Your objective - From the listing below, pull out the lines that hold "power".

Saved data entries
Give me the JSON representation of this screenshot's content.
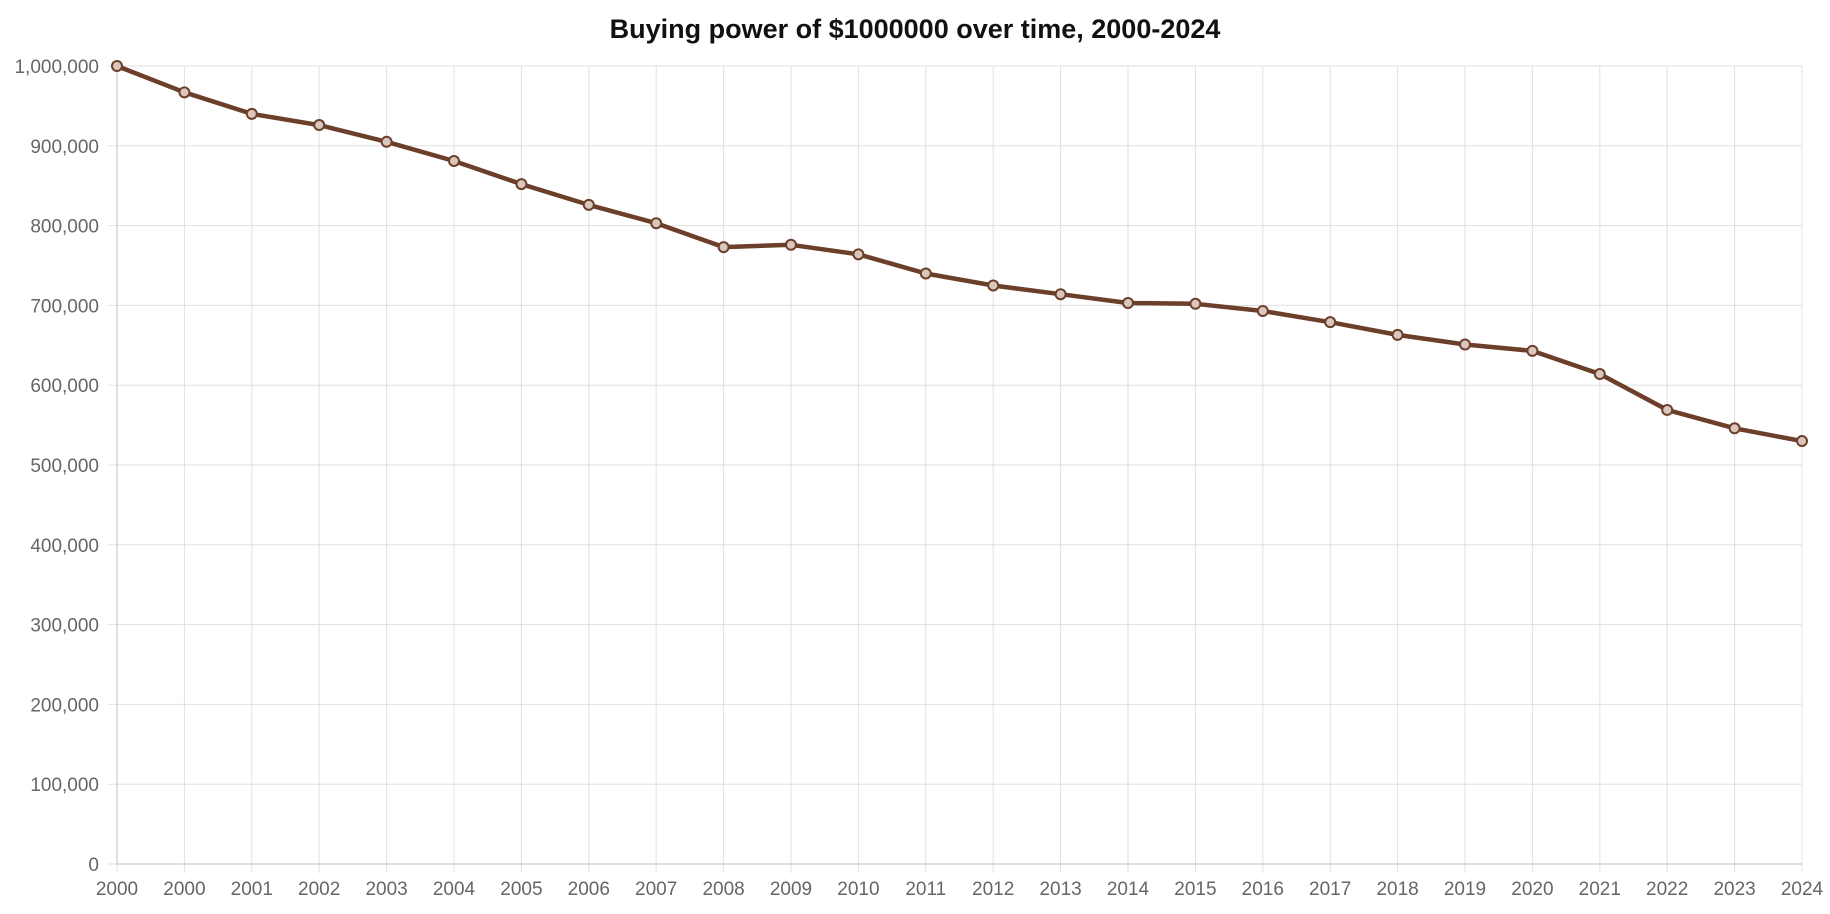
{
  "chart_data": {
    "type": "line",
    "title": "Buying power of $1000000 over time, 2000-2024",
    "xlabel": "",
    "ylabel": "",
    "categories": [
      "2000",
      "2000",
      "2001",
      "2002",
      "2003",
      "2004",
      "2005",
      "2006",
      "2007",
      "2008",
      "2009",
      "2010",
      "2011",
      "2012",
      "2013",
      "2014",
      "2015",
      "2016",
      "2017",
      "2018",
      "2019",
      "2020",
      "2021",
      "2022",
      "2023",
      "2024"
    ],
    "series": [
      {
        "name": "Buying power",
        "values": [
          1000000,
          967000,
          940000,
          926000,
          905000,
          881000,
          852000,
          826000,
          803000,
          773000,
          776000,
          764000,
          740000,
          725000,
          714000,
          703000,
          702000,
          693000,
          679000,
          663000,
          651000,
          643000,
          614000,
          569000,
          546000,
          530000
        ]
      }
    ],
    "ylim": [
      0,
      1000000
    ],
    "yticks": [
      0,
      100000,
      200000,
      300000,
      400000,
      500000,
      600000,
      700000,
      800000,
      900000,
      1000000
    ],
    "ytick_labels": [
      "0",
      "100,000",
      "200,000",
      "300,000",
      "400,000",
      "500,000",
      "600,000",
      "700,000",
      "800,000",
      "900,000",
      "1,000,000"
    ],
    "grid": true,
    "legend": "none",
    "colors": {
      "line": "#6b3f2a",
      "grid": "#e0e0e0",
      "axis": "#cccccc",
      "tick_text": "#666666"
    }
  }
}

Solved exercise -
    "title": "Buying power of $1000000 over time, 2000-2024",
        "name": "Buying power",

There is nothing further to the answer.